● **Extracted entries**
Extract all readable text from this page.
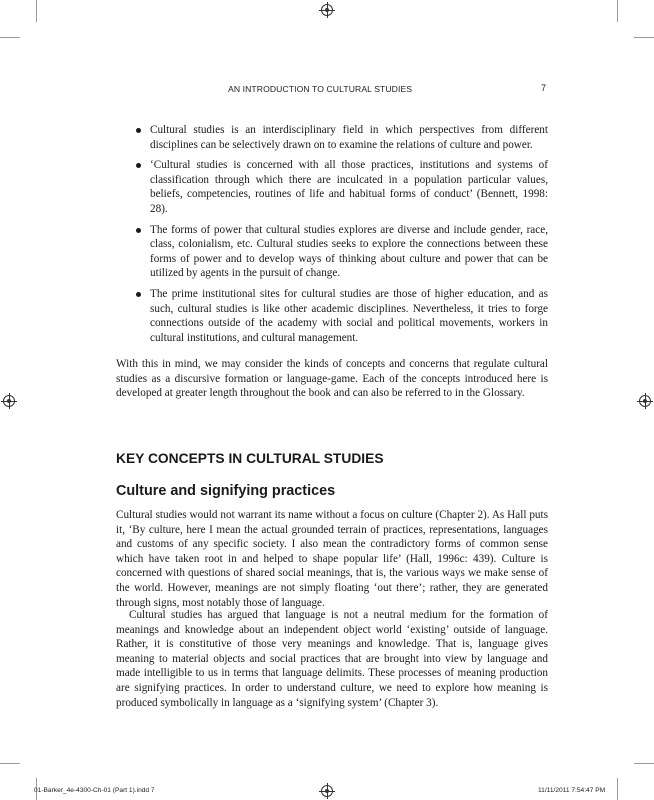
AN INTRODUCTION TO CULTURAL STUDIES	7
Cultural studies is an interdisciplinary field in which perspectives from different disciplines can be selectively drawn on to examine the relations of culture and power.
‘Cultural studies is concerned with all those practices, institutions and systems of classification through which there are inculcated in a population particular values, beliefs, competencies, routines of life and habitual forms of conduct’ (Bennett, 1998: 28).
The forms of power that cultural studies explores are diverse and include gender, race, class, colonialism, etc. Cultural studies seeks to explore the connections between these forms of power and to develop ways of thinking about culture and power that can be utilized by agents in the pursuit of change.
The prime institutional sites for cultural studies are those of higher education, and as such, cultural studies is like other academic disciplines. Nevertheless, it tries to forge connections outside of the academy with social and political movements, workers in cultural institutions, and cultural management.

With this in mind, we may consider the kinds of concepts and concerns that regulate cultural studies as a discursive formation or language-game. Each of the concepts introduced here is developed at greater length throughout the book and can also be referred to in the Glossary.

KEY CONCEPTS IN CULTURAL STUDIES
Culture and signifying practices

Cultural studies would not warrant its name without a focus on culture (Chapter 2). As Hall puts it, ‘By culture, here I mean the actual grounded terrain of practices, representations, languages and customs of any specific society. I also mean the contradictory forms of common sense which have taken root in and helped to shape popular life’ (Hall, 1996c: 439). Culture is concerned with questions of shared social meanings, that is, the various ways we make sense of the world. However, meanings are not simply floating ‘out there’; rather, they are generated through signs, most notably those of language.

Cultural studies has argued that language is not a neutral medium for the formation of meanings and knowledge about an independent object world ‘existing’ outside of language. Rather, it is constitutive of those very meanings and knowledge. That is, language gives meaning to material objects and social practices that are brought into view by language and made intelligible to us in terms that language delimits. These processes of meaning production are signifying practices. In order to understand culture, we need to explore how meaning is produced symbolically in language as a ‘signifying system’ (Chapter 3).

01-Barker_4e-4300-Ch-01 (Part 1).indd 7	11/11/2011 7:54:47 PM
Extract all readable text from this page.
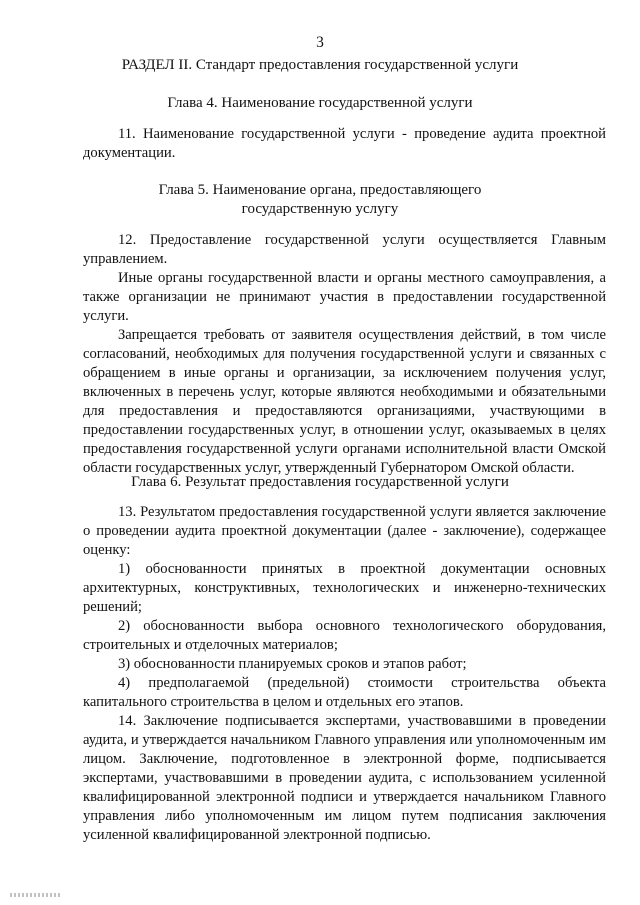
3
РАЗДЕЛ II. Стандарт предоставления государственной услуги
Глава 4. Наименование государственной услуги

11. Наименование государственной услуги - проведение аудита проектной документации.

Глава 5. Наименование органа, предоставляющего
государственную услугу

12. Предоставление государственной услуги осуществляется Главным управлением.

Иные органы государственной власти и органы местного самоуправления, а также организации не принимают участия в предоставлении государственной услуги.

Запрещается требовать от заявителя осуществления действий, в том числе согласований, необходимых для получения государственной услуги и связанных с обращением в иные органы и организации, за исключением получения услуг, включенных в перечень услуг, которые являются необходимыми и обязательными для предоставления и предоставляются организациями, участвующими в предоставлении государственных услуг, в отношении услуг, оказываемых в целях предоставления государственной услуги органами исполнительной власти Омской области государственных услуг, утвержденный Губернатором Омской области.

Глава 6. Результат предоставления государственной услуги

13. Результатом предоставления государственной услуги является заключение о проведении аудита проектной документации (далее - заключение), содержащее оценку:

1) обоснованности принятых в проектной документации основных архитектурных, конструктивных, технологических и инженерно-технических решений;

2) обоснованности выбора основного технологического оборудования, строительных и отделочных материалов;

3) обоснованности планируемых сроков и этапов работ;

4) предполагаемой (предельной) стоимости строительства объекта капитального строительства в целом и отдельных его этапов.

14. Заключение подписывается экспертами, участвовавшими в проведении аудита, и утверждается начальником Главного управления или уполномоченным им лицом. Заключение, подготовленное в электронной форме, подписывается экспертами, участвовавшими в проведении аудита, с использованием усиленной квалифицированной электронной подписи и утверждается начальником Главного управления либо уполномоченным им лицом путем подписания заключения усиленной квалифицированной электронной подписью.
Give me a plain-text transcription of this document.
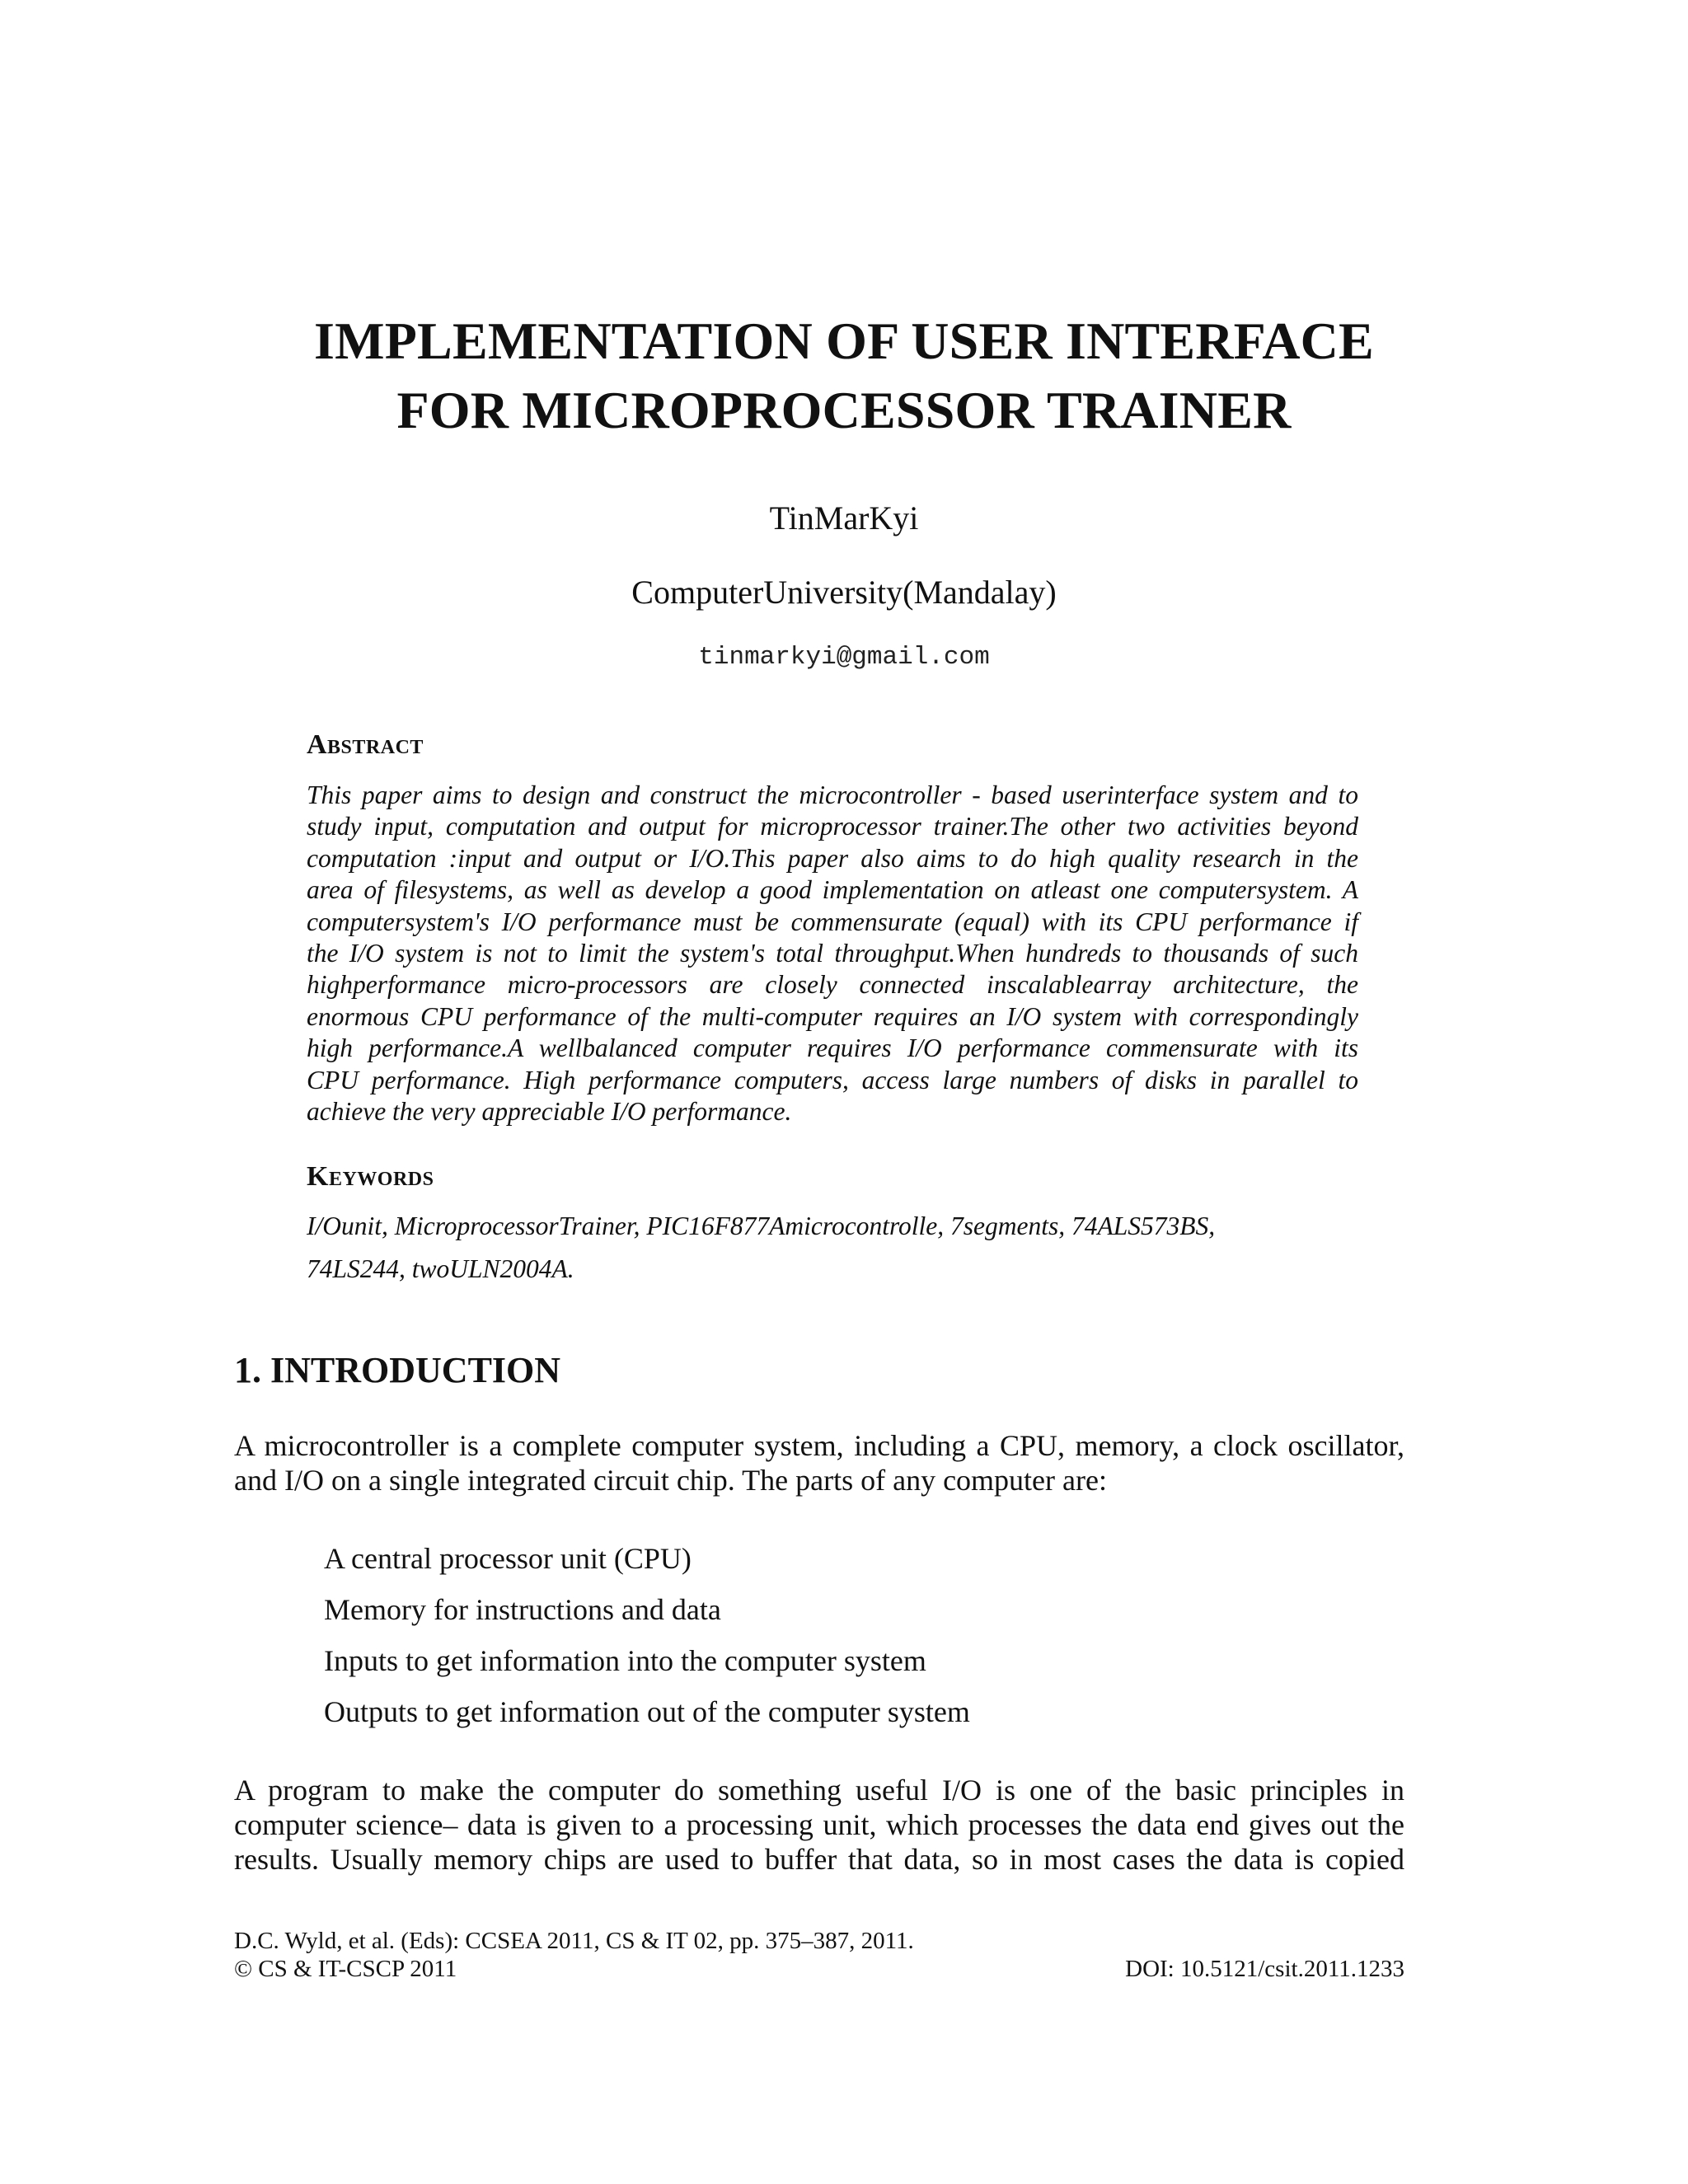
IMPLEMENTATION OF USER INTERFACE
FOR MICROPROCESSOR TRAINER
TinMarKyi
ComputerUniversity(Mandalay)
tinmarkyi@gmail.com
Abstract
This paper aims to design and construct the microcontroller - based userinterface system and to
study input, computation and output for microprocessor trainer.The other two activities beyond
computation :input and output or I/O.This paper also aims to do high quality research in the
area of filesystems, as well as develop a good implementation on atleast one computersystem. A
computersystem's I/O performance must be commensurate (equal) with its CPU performance if
the I/O system is not to limit the system's total throughput.When hundreds to thousands of such
highperformance micro-processors are closely connected inscalablearray architecture, the
enormous CPU performance of the multi-computer requires an I/O system with correspondingly
high performance.A wellbalanced computer requires I/O performance commensurate with its
CPU performance. High performance computers, access large numbers of disks in parallel to
achieve the very appreciable I/O performance.
Keywords
I/Ounit, MicroprocessorTrainer, PIC16F877Amicrocontrolle, 7segments, 74ALS573BS,
74LS244, twoULN2004A.
1. INTRODUCTION
A microcontroller is a complete computer system, including a CPU, memory, a clock oscillator,
and I/O on a single integrated circuit chip. The parts of any computer are:
A central processor unit (CPU)
Memory for instructions and data
Inputs to get information into the computer system
Outputs to get information out of the computer system
A program to make the computer do something useful I/O is one of the basic principles in
computer science– data is given to a processing unit, which processes the data end gives out the
results. Usually memory chips are used to buffer that data, so in most cases the data is copied
D.C. Wyld, et al. (Eds): CCSEA 2011, CS & IT 02, pp. 375–387, 2011.
© CS & IT-CSCP 2011	DOI: 10.5121/csit.2011.1233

● **Stated exercise**
Can you restate all the records above word for word while dropping the pictures?

● **Full output**
Extract all readable text from this page.
AN INTRODUCTION TO CULTURAL STUDIES	7
Cultural studies is an interdisciplinary field in which perspectives from different disciplines can be selectively drawn on to examine the relations of culture and power.
‘Cultural studies is concerned with all those practices, institutions and systems of classification through which there are inculcated in a population particular values, beliefs, competencies, routines of life and habitual forms of conduct’ (Bennett, 1998: 28).
The forms of power that cultural studies explores are diverse and include gender, race, class, colonialism, etc. Cultural studies seeks to explore the connections between these forms of power and to develop ways of thinking about culture and power that can be utilized by agents in the pursuit of change.
The prime institutional sites for cultural studies are those of higher education, and as such, cultural studies is like other academic disciplines. Nevertheless, it tries to forge connections outside of the academy with social and political movements, workers in cultural institutions, and cultural management.

With this in mind, we may consider the kinds of concepts and concerns that regulate cultural studies as a discursive formation or language-game. Each of the concepts introduced here is developed at greater length throughout the book and can also be referred to in the Glossary.

KEY CONCEPTS IN CULTURAL STUDIES
Culture and signifying practices

Cultural studies would not warrant its name without a focus on culture (Chapter 2). As Hall puts it, ‘By culture, here I mean the actual grounded terrain of practices, representations, languages and customs of any specific society. I also mean the contradictory forms of common sense which have taken root in and helped to shape popular life’ (Hall, 1996c: 439). Culture is concerned with questions of shared social meanings, that is, the various ways we make sense of the world. However, meanings are not simply floating ‘out there’; rather, they are generated through signs, most notably those of language.

Cultural studies has argued that language is not a neutral medium for the formation of meanings and knowledge about an independent object world ‘existing’ outside of language. Rather, it is constitutive of those very meanings and knowledge. That is, language gives meaning to material objects and social practices that are brought into view by language and made intelligible to us in terms that language delimits. These processes of meaning production are signifying practices. In order to understand culture, we need to explore how meaning is produced symbolically in language as a ‘signifying system’ (Chapter 3).

01-Barker_4e-4300-Ch-01 (Part 1).indd 7	11/11/2011 7:54:47 PM
Extract all readable text from this page.
3
РАЗДЕЛ II. Стандарт предоставления государственной услуги
Глава 4. Наименование государственной услуги

11. Наименование государственной услуги - проведение аудита проектной документации.

Глава 5. Наименование органа, предоставляющего
государственную услугу

12. Предоставление государственной услуги осуществляется Главным управлением.

Иные органы государственной власти и органы местного самоуправления, а также организации не принимают участия в предоставлении государственной услуги.

Запрещается требовать от заявителя осуществления действий, в том числе согласований, необходимых для получения государственной услуги и связанных с обращением в иные органы и организации, за исключением получения услуг, включенных в перечень услуг, которые являются необходимыми и обязательными для предоставления и предоставляются организациями, участвующими в предоставлении государственных услуг, в отношении услуг, оказываемых в целях предоставления государственной услуги органами исполнительной власти Омской области государственных услуг, утвержденный Губернатором Омской области.

Глава 6. Результат предоставления государственной услуги

13. Результатом предоставления государственной услуги является заключение о проведении аудита проектной документации (далее - заключение), содержащее оценку:

1) обоснованности принятых в проектной документации основных архитектурных, конструктивных, технологических и инженерно-технических решений;

2) обоснованности выбора основного технологического оборудования, строительных и отделочных материалов;

3) обоснованности планируемых сроков и этапов работ;

4) предполагаемой (предельной) стоимости строительства объекта капитального строительства в целом и отдельных его этапов.

14. Заключение подписывается экспертами, участвовавшими в проведении аудита, и утверждается начальником Главного управления или уполномоченным им лицом. Заключение, подготовленное в электронной форме, подписывается экспертами, участвовавшими в проведении аудита, с использованием усиленной квалифицированной электронной подписи и утверждается начальником Главного управления либо уполномоченным им лицом путем подписания заключения усиленной квалифицированной электронной подписью.
Give me a plain-text transcription of this document.
IMPLEMENTATION OF USER INTERFACE
FOR MICROPROCESSOR TRAINER
TinMarKyi
ComputerUniversity(Mandalay)
tinmarkyi@gmail.com
Abstract
This paper aims to design and construct the microcontroller - based userinterface system and to
study input, computation and output for microprocessor trainer.The other two activities beyond
computation :input and output or I/O.This paper also aims to do high quality research in the
area of filesystems, as well as develop a good implementation on atleast one computersystem. A
computersystem's I/O performance must be commensurate (equal) with its CPU performance if
the I/O system is not to limit the system's total throughput.When hundreds to thousands of such
highperformance micro-processors are closely connected inscalablearray architecture, the
enormous CPU performance of the multi-computer requires an I/O system with correspondingly
high performance.A wellbalanced computer requires I/O performance commensurate with its
CPU performance. High performance computers, access large numbers of disks in parallel to
achieve the very appreciable I/O performance.
Keywords
I/Ounit, MicroprocessorTrainer, PIC16F877Amicrocontrolle, 7segments, 74ALS573BS,
74LS244, twoULN2004A.
1. INTRODUCTION
A microcontroller is a complete computer system, including a CPU, memory, a clock oscillator,
and I/O on a single integrated circuit chip. The parts of any computer are:
A central processor unit (CPU)
Memory for instructions and data
Inputs to get information into the computer system
Outputs to get information out of the computer system
A program to make the computer do something useful I/O is one of the basic principles in
computer science– data is given to a processing unit, which processes the data end gives out the
results. Usually memory chips are used to buffer that data, so in most cases the data is copied
D.C. Wyld, et al. (Eds): CCSEA 2011, CS & IT 02, pp. 375–387, 2011.
© CS & IT-CSCP 2011	DOI: 10.5121/csit.2011.1233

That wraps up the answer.